Problems and tasks.
• A. How would you say this sentence from the email about the IP address conflict in Spanish: "The machine that seems to be responding is the DC."
• B. Can you pick up the email thread about the IP address conflict and carry it on from its final sentence?

Extract to read.
________
I have seen this with both Apple and Win 7 products taking an IP and because
of the way the firewall was configured not responding to ping's or several
other products.  I was only able to trace it back to a machine by killing
switch ports one at a time and resetting DHCP until the offending machine
was off the network.  There had to be an easier way but I was at the time
just in too much of a hurry to get the job done to look another way.

Just for your info/laugh the the Win 7 machine was the management system and
took the least amount of time to find.  I was moving it from one subnet to
another then remoting back in and "discovered" that I had no problem.  Put
that machine back in the original subnet and problem came back.


Jon

On Sun, Oct 31, 2010 at 8:35 PM, Kurt Buff <kurt.b...@gmail.com> wrote:

> The VM I'm standing up gets the error message that another machine has
> the IP address. The machine that seems to be responding is the DC.
>
> On Sat, Oct 30, 2010 at 23:09, Ken Schaefer <k...@adopenstatic.com> wrote:
> > Is the error that another machine has the IP address?
> > Or is the error that another NIC in the machine has the same IP address?
> >
> > Slightly different errors, but the later usually means you have a hidden
> NIC. The former means some other machine has the IP. You can also get around
> the latter error by unchecking the "validate configuration" checkbox.
________
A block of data
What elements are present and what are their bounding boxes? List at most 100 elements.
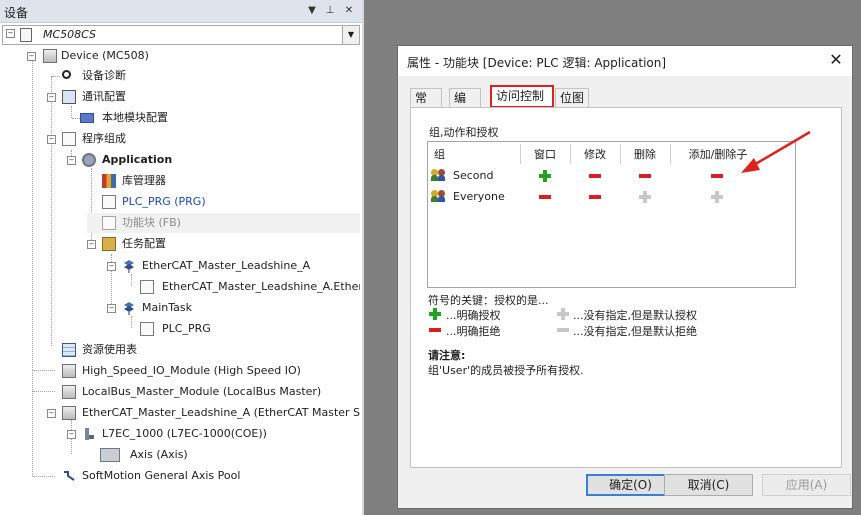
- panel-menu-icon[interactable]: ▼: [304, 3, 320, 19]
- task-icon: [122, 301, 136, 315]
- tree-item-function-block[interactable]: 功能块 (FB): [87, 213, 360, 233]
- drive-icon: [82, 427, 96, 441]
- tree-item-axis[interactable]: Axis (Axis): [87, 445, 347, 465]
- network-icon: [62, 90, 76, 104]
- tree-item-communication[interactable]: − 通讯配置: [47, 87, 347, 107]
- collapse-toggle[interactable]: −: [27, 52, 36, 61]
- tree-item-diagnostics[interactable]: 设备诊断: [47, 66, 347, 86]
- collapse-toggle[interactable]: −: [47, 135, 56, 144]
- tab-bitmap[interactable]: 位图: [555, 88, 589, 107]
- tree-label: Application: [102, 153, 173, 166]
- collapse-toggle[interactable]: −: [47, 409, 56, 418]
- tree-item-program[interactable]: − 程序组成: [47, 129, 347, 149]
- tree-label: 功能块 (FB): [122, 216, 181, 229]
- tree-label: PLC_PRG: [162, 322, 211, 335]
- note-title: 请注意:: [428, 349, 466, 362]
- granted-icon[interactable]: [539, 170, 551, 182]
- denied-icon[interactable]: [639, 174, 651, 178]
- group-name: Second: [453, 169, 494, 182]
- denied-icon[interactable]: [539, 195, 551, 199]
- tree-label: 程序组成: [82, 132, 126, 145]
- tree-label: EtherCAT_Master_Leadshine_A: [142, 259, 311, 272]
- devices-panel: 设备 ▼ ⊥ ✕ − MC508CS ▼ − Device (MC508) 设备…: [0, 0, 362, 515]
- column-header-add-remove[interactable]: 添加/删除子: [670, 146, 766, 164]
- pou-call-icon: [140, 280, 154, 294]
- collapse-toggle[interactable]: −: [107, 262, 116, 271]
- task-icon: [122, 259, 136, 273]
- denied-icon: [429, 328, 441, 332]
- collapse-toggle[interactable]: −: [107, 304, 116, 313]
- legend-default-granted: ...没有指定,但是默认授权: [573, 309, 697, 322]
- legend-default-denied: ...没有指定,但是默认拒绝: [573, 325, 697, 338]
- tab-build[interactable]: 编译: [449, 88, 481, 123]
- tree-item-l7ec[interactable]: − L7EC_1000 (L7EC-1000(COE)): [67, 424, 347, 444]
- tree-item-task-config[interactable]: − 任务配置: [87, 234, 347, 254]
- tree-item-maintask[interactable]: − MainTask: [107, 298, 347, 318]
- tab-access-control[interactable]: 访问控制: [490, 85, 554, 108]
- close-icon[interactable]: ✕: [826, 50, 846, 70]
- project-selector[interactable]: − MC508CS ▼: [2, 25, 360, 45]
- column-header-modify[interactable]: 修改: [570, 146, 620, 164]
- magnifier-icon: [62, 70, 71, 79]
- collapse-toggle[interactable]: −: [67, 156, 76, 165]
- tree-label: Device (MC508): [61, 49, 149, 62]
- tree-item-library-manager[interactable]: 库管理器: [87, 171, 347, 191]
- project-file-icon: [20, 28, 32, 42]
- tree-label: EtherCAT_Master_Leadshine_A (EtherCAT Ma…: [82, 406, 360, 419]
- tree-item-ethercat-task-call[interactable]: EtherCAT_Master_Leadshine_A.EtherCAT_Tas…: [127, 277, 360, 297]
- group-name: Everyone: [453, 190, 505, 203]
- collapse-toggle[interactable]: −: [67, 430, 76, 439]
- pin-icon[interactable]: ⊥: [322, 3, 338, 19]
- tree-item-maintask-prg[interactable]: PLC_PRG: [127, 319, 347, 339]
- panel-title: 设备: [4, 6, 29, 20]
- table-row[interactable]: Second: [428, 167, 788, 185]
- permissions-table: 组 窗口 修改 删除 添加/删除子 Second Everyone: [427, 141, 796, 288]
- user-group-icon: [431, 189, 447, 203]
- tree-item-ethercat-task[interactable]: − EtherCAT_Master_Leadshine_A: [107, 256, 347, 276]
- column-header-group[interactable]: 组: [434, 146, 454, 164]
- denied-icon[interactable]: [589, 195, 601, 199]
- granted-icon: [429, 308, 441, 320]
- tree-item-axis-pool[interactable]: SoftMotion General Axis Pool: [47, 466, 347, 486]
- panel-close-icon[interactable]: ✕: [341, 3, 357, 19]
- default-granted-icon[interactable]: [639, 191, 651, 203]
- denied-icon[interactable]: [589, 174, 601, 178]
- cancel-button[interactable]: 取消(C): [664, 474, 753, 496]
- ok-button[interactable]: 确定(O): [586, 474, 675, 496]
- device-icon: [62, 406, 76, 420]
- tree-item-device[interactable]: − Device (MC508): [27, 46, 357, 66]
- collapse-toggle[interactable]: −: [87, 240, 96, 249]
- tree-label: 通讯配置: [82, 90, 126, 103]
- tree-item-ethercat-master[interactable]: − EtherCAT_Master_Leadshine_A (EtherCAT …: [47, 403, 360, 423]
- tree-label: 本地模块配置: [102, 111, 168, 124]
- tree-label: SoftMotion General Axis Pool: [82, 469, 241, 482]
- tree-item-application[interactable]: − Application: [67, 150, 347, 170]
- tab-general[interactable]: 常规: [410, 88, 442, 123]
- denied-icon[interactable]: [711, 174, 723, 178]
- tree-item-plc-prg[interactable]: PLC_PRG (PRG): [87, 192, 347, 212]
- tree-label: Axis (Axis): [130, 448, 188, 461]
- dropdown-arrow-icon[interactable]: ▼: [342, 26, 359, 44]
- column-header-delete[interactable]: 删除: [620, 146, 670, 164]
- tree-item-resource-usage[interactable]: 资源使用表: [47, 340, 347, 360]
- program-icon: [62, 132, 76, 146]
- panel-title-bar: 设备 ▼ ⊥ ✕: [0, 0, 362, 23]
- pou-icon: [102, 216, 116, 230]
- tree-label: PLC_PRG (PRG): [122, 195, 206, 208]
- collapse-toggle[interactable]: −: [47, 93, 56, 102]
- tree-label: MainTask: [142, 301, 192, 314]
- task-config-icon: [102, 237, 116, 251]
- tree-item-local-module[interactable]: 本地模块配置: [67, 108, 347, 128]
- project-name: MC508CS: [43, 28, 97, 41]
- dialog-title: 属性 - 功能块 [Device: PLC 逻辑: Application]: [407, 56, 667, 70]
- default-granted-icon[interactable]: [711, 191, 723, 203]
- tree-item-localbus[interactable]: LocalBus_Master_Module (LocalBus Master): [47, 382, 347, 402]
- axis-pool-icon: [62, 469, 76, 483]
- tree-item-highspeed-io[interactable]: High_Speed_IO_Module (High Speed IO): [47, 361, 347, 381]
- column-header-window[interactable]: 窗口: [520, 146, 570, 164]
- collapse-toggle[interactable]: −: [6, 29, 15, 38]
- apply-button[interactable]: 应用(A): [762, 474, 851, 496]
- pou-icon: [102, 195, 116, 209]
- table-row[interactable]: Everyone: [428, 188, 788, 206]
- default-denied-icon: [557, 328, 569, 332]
________
Answers to the exercise.
• A. La máquina que parece estar respondiendo es el DC.

• B.
> >
> > Cheers
> > Ken
> >
> > -----Original Message-----
> > From: Kurt Buff [mailto:kurt.b...@gmail.com]
> > Sent: Sunday, 31 October 2010 8:27 AM
> > To: NT System Admin Issues
> > Subject: Re: A real puzzler...
> >
> > On Sat, Oct 30, 2010 at 17:23, Ben Scott <mailvor...@gmail.com> wrote:
> >> On Sat, Oct 30, 2010 at 7:01 PM, Kurt Buff <kurt.b...@gmail.com> wrote:
> >>> I will try those commands, but can't really shut down the DC in the
> >>> AU office - I don't have a way to start it remotely.
> >>
> >>  Sure you do.  You phone the guys in the AU office and have them hit
> >> the power button.  HHOS.
> >>
> >>  Or, if it's a managed switch, you could disable the switch port.
> >> Or, wait, didn't you say it's a VM?  Does your VM system have a way to
> >> disable the virtual switch port?
> >>
> >>  I'd try the Dev Mgr idea someone else posted first, of course.  :)
> >>
> >> -- Ben
> >
> > The DC is not a VM - the machine that refuses the IP address is the VM.
> >
> > I'll try the other stuff first...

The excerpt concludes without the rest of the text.